▶ WHAT THIS TASK INVOLVES
Gather every line of the entries that includes the word "half".

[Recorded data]
>>>>

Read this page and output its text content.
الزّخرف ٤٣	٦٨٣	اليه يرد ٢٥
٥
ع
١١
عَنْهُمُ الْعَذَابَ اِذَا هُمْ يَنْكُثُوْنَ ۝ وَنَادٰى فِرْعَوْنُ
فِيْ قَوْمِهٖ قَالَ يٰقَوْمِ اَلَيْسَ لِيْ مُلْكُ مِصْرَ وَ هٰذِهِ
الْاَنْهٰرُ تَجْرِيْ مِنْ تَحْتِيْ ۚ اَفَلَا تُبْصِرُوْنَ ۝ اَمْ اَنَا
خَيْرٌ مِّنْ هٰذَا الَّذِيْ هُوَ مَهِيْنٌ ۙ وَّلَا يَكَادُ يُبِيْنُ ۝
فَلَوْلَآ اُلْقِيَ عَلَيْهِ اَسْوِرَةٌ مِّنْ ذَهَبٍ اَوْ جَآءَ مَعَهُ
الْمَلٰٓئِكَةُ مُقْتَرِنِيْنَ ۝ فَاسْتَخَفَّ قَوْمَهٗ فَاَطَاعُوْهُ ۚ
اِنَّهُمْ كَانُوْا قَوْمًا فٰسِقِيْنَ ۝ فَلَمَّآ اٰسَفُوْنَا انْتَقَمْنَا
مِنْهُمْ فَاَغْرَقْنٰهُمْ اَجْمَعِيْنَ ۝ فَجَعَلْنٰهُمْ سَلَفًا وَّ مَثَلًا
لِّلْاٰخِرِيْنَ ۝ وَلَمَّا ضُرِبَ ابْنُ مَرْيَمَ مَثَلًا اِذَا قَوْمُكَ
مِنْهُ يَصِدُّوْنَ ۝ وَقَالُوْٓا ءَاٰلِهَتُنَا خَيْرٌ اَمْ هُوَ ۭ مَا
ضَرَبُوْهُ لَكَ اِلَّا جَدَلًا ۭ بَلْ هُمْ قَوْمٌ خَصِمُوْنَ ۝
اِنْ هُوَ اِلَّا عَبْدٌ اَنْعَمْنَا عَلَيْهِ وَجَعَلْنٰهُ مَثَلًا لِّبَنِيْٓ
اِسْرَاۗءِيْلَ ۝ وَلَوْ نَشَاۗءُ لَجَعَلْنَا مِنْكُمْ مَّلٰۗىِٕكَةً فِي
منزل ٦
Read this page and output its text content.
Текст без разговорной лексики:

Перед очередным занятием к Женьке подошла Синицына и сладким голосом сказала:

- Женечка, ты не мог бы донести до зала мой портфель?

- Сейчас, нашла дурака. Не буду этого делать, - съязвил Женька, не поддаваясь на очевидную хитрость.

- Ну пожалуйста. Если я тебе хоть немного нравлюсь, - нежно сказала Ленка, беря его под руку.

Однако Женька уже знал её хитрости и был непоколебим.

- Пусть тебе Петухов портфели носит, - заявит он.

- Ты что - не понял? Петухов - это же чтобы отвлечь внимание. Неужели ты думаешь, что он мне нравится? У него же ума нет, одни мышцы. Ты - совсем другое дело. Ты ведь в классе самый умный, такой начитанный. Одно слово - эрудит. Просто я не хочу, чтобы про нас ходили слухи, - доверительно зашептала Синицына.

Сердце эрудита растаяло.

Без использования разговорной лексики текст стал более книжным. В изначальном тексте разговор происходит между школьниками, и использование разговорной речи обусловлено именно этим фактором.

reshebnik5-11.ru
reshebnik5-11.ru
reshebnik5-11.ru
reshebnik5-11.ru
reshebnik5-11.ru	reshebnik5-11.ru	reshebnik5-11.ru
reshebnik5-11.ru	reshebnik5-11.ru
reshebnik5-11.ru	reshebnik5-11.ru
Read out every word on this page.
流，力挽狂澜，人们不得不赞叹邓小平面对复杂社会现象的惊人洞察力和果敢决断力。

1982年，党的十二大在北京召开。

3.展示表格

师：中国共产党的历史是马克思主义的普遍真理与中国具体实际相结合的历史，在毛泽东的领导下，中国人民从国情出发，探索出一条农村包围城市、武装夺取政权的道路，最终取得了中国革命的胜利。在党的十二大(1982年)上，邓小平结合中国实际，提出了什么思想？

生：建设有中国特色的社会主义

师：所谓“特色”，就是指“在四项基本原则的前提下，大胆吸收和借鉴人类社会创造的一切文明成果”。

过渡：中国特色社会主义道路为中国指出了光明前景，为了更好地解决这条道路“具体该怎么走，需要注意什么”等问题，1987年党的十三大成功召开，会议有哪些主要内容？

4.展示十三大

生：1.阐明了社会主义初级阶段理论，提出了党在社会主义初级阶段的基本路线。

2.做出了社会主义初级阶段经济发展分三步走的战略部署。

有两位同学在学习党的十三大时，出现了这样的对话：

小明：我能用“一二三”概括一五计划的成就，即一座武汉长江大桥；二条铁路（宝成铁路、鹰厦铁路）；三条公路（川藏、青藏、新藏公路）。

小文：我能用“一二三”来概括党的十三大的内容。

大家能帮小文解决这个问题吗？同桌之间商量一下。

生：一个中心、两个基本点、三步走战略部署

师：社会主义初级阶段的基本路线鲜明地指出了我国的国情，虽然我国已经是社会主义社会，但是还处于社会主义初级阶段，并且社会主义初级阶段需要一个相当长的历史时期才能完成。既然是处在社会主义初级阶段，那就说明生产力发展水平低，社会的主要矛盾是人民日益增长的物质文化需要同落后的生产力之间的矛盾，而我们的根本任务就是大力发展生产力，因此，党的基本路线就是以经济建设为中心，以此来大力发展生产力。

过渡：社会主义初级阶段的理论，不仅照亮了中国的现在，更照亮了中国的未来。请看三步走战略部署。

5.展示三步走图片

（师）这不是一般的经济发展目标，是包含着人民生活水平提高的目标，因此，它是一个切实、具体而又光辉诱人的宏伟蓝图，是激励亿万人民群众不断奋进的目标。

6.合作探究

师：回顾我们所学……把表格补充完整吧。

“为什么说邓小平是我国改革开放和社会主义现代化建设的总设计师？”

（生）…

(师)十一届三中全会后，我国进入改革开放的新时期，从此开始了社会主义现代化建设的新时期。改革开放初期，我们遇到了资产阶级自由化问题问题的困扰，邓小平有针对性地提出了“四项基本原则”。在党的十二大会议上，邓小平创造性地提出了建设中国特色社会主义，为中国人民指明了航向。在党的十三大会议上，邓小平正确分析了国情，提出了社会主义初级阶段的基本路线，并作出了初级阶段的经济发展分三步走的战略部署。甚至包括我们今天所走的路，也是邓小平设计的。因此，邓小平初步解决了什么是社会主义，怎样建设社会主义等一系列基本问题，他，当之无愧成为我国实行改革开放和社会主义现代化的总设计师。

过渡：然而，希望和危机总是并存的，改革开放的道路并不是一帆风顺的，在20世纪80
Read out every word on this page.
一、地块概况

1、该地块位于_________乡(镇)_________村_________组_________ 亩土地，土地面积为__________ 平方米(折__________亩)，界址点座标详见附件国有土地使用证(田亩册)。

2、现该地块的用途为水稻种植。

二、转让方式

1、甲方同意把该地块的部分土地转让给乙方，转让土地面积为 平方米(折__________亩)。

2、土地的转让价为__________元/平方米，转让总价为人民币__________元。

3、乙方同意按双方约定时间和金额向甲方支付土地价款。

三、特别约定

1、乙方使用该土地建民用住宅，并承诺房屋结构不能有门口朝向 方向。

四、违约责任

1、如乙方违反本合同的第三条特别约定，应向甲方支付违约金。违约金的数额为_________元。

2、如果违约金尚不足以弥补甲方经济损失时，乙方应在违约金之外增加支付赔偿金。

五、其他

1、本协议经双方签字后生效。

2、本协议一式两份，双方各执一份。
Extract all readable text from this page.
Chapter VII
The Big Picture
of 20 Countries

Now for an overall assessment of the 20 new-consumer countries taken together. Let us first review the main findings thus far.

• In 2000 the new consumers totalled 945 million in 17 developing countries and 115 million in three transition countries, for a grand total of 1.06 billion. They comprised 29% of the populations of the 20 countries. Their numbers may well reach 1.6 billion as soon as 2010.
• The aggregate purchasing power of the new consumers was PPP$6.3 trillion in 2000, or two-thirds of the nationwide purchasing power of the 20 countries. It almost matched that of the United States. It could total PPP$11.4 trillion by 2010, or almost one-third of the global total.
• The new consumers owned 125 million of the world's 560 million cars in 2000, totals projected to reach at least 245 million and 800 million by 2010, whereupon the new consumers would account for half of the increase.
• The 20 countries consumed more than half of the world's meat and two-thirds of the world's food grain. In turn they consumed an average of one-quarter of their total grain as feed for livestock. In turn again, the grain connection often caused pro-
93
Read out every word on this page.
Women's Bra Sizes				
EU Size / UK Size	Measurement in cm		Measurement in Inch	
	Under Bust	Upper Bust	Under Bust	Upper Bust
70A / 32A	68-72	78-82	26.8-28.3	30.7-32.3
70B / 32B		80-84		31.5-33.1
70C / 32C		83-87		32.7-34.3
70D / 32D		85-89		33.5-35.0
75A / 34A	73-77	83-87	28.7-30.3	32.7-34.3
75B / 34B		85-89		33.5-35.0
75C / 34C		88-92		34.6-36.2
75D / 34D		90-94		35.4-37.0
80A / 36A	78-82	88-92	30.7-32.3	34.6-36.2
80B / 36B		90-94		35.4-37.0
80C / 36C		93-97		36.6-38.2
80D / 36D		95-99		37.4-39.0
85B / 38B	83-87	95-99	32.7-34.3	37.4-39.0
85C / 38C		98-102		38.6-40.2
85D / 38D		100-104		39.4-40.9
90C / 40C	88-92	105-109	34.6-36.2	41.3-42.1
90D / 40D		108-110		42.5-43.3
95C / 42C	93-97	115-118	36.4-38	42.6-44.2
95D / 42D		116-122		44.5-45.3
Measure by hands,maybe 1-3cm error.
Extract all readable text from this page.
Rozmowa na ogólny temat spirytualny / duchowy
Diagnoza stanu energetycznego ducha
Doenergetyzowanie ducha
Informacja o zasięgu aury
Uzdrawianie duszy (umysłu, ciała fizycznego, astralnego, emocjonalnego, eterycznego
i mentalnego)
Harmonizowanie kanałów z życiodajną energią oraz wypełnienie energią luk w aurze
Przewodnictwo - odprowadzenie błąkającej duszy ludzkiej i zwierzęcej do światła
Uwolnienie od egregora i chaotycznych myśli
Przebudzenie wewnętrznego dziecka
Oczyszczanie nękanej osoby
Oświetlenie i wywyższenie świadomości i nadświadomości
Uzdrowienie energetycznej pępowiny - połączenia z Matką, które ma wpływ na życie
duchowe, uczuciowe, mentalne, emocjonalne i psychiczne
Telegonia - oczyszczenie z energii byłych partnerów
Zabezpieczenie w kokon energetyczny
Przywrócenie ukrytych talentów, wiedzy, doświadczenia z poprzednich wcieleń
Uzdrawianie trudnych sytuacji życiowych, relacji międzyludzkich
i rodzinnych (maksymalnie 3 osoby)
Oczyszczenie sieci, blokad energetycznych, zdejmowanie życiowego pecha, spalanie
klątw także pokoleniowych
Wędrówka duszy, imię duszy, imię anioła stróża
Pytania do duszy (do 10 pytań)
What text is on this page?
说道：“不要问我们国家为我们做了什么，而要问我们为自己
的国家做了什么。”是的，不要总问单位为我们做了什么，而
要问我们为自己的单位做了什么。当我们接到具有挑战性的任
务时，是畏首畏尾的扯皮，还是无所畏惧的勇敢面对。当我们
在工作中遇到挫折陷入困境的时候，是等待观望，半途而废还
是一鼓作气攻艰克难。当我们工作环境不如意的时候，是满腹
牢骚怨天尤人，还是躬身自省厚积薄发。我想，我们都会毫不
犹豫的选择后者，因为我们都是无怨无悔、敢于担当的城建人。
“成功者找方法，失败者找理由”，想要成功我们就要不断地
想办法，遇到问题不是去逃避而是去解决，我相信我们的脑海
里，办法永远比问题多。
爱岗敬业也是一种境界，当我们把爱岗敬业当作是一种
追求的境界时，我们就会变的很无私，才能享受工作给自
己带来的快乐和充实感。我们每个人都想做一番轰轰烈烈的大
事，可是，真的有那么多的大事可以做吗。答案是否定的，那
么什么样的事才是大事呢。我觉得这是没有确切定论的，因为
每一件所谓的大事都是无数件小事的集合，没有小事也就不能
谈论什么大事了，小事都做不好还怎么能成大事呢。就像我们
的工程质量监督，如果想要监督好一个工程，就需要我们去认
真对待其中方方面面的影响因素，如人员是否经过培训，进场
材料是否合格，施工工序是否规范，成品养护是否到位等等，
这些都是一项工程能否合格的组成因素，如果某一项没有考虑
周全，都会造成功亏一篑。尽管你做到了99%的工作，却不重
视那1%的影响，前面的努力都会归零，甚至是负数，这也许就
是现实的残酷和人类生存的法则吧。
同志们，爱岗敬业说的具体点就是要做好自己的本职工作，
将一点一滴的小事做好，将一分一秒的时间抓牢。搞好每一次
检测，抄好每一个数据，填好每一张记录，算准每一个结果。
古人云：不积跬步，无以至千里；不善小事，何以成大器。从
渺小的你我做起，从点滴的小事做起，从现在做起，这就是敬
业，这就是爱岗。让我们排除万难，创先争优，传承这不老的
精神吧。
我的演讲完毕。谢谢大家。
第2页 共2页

<<<<

▶ EXPECTED ANSWER
• The new consumers owned 125 million of the world's 560 million cars in 2000, totals projected to reach at least 245 million and 800 million by 2010, whereupon the new consumers would account for half of the increase.
• The 20 countries consumed more than half of the world's meat and two-thirds of the world's food grain. In turn they consumed an average of one-quarter of their total grain as feed for livestock. In turn again, the grain connection often caused pro-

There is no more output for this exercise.